» **Required task**: Locate each line containing the string "screenshot" and copy it out.

Dataset items
=-=-=

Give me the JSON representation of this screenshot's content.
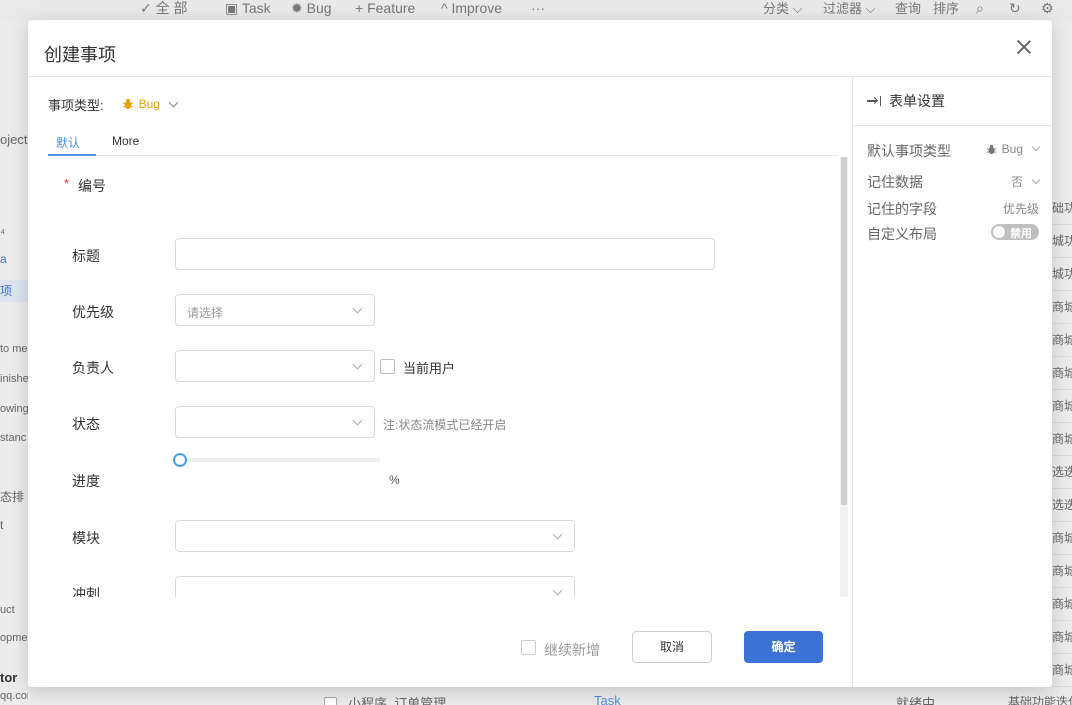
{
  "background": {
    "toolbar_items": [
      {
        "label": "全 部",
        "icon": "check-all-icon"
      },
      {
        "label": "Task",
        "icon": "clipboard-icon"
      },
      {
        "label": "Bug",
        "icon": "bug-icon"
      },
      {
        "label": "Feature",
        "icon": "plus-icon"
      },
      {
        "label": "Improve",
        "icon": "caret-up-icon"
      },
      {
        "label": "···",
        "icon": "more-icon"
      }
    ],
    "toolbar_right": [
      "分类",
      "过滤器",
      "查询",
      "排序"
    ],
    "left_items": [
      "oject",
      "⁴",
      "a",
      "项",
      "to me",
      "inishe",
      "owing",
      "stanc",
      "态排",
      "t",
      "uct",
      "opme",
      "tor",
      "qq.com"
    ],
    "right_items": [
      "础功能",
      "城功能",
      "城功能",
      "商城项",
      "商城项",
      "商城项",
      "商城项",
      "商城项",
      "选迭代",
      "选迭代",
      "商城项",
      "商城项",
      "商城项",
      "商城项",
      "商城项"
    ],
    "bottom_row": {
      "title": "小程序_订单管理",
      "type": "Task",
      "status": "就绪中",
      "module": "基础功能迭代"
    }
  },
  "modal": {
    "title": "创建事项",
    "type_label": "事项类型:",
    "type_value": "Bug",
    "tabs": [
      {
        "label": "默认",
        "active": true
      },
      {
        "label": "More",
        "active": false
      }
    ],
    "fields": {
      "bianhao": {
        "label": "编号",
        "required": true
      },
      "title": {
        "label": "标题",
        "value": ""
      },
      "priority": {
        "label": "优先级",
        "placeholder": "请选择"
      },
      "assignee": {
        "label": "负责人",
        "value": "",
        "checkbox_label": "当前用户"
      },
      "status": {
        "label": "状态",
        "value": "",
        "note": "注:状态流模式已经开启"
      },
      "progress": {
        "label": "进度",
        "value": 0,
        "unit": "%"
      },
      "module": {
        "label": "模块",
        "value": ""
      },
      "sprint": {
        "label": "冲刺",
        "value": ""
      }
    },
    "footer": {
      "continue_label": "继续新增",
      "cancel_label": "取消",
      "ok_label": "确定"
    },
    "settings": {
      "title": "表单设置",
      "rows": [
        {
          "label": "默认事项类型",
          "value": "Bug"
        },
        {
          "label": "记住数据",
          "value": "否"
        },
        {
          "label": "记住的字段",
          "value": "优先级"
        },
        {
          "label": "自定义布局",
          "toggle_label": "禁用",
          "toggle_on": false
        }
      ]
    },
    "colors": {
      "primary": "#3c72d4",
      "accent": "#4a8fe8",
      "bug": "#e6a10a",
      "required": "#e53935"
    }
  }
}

=-=-=

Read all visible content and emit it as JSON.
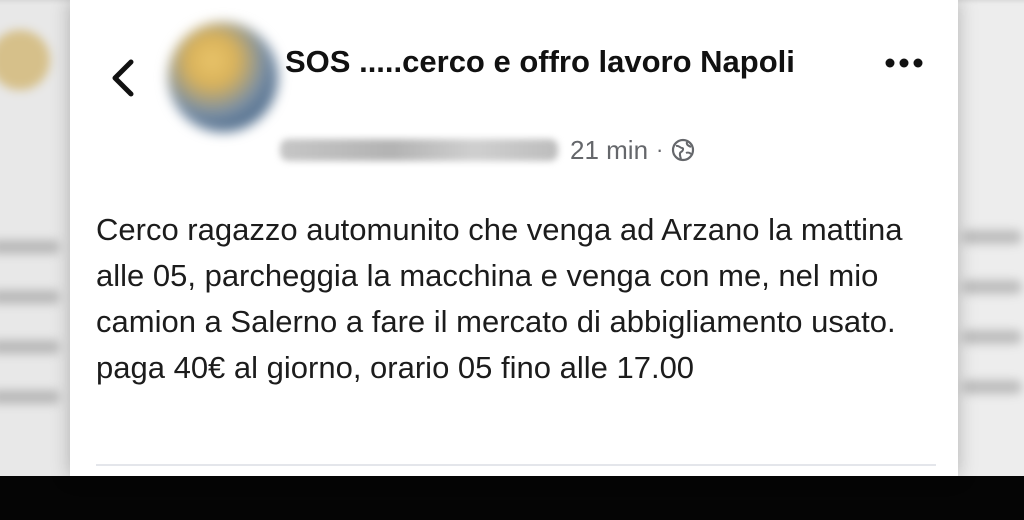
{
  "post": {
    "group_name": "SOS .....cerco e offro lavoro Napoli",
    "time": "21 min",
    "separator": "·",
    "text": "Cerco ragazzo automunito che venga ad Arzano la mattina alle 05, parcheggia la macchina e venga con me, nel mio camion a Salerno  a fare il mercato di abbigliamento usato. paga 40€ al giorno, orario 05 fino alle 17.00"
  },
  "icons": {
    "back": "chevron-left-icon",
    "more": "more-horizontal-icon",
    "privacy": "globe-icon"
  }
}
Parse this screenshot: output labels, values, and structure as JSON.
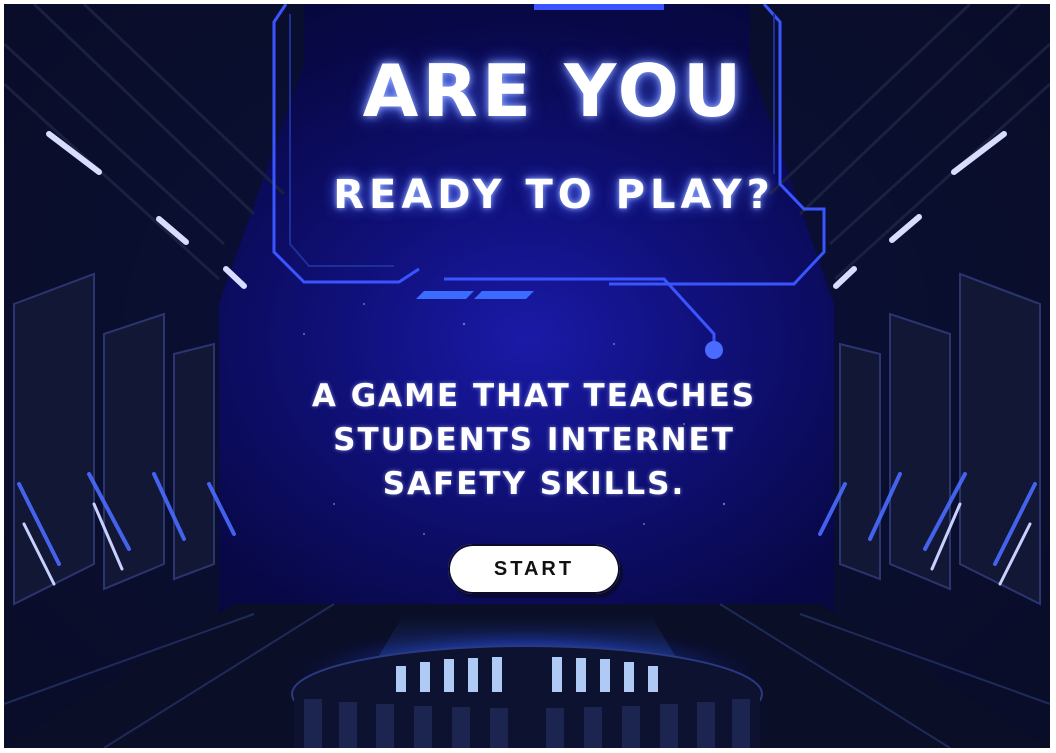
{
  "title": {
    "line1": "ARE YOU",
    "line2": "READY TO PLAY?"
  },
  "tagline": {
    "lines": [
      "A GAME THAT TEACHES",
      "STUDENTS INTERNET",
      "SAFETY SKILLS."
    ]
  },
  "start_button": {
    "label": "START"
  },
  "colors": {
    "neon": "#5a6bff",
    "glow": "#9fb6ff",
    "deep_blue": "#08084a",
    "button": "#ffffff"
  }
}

=-=-=

» **Final answer**:
Give me the JSON representation of this screenshot's content.
Parse this screenshot: output labels, values, and structure as JSON.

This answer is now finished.